_AIM OF THE TASK_.
Filter the entries and keep only the lines where the string "none" appears.

◆ ◆ ◆ ◆

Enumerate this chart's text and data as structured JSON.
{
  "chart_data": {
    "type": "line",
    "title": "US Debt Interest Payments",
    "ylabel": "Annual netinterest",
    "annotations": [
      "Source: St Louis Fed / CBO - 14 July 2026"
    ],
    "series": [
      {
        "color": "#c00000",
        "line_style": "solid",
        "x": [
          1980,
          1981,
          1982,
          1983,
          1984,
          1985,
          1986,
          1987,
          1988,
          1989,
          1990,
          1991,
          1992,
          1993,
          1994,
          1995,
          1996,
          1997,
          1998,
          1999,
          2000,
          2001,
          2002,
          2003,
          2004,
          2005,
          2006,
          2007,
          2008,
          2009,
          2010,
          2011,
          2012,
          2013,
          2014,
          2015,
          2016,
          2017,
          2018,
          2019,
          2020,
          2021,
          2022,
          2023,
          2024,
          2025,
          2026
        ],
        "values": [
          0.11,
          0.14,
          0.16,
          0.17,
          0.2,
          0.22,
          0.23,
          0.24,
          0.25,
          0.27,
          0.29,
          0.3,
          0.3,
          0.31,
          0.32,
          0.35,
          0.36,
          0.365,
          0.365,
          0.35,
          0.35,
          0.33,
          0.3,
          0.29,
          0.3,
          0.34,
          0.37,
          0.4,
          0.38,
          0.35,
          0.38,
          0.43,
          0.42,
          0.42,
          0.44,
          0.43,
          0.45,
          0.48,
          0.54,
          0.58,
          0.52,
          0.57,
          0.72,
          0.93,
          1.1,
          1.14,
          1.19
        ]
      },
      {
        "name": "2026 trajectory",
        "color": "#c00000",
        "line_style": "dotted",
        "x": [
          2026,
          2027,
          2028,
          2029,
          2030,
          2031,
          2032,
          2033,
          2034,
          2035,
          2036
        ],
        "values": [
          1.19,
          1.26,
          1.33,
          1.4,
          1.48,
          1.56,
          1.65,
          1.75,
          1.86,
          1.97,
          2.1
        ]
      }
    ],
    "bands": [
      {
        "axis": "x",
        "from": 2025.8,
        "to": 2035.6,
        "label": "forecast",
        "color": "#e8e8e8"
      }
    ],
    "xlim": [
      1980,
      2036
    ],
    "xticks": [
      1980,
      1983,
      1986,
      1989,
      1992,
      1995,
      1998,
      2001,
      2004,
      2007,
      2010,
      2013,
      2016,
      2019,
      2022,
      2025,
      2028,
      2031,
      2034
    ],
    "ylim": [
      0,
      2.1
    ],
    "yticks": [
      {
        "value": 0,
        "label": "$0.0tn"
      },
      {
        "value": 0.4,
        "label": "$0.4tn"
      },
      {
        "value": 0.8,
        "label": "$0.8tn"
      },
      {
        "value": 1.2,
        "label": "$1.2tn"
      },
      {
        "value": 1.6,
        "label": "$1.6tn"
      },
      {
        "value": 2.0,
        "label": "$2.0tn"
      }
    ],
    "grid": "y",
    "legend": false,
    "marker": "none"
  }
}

◆ ◆ ◆ ◆

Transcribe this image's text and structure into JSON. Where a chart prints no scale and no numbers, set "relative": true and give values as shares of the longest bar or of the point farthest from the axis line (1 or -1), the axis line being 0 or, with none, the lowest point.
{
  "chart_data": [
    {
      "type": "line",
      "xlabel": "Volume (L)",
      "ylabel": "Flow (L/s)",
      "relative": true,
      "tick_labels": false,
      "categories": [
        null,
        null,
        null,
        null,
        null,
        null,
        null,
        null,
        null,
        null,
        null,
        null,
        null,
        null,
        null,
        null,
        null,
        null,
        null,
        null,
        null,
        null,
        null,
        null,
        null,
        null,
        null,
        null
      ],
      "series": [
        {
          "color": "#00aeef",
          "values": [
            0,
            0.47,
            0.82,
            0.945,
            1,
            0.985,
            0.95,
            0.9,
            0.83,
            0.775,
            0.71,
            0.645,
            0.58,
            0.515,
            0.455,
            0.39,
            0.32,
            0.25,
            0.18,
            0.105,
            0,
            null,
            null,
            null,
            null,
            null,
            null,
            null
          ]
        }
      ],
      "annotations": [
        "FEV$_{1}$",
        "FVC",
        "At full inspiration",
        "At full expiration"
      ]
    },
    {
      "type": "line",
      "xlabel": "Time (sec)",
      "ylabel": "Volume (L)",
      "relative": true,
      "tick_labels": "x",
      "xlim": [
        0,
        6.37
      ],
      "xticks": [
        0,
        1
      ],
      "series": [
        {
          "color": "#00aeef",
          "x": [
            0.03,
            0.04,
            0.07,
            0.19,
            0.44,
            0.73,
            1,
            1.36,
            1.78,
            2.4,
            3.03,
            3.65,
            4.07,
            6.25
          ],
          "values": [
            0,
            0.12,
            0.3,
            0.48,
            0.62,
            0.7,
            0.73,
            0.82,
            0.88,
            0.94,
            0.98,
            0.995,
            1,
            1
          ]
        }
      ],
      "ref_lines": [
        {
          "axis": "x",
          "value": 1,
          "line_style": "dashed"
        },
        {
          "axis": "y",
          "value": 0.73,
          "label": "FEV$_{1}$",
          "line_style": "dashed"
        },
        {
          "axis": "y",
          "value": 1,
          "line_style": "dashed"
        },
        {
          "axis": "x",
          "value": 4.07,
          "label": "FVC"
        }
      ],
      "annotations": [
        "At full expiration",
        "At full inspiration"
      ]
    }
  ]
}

◆ ◆ ◆ ◆

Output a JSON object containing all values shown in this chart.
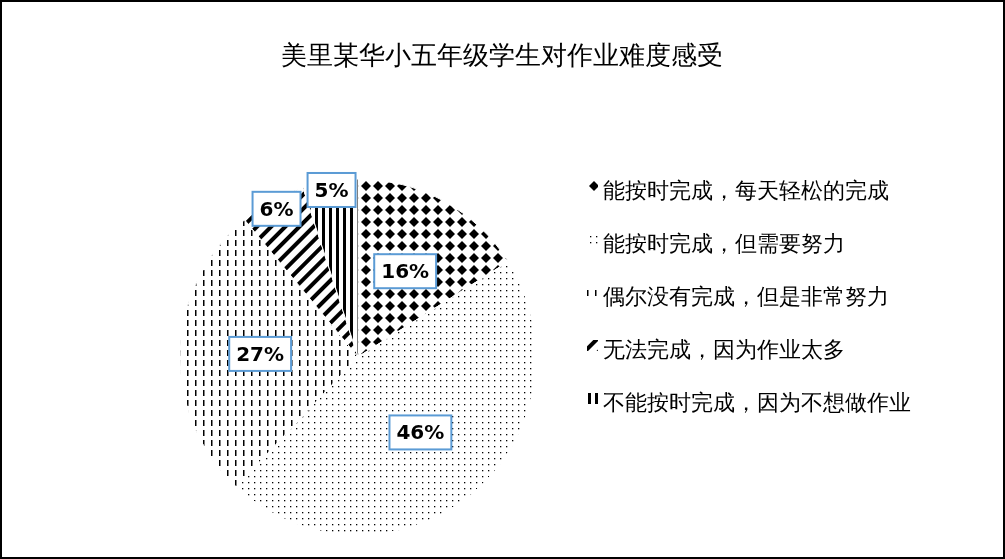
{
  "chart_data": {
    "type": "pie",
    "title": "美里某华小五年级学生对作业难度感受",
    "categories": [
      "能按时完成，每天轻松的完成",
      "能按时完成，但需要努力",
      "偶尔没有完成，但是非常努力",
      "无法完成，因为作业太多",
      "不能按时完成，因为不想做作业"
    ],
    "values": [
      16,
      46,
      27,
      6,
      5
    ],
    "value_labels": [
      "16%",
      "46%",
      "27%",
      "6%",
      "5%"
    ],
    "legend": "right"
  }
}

◆ ◆ ◆ ◆

_TASK RESPONSE_.
    "marker": "none"
Transcribe this image's text and structure into JSON. Where a chart prints no scale and no numbers, set "relative": true and give values as shares of the longest bar or of the point farthest from the axis line (1 or -1), the axis line being 0 or, with none, the lowest point.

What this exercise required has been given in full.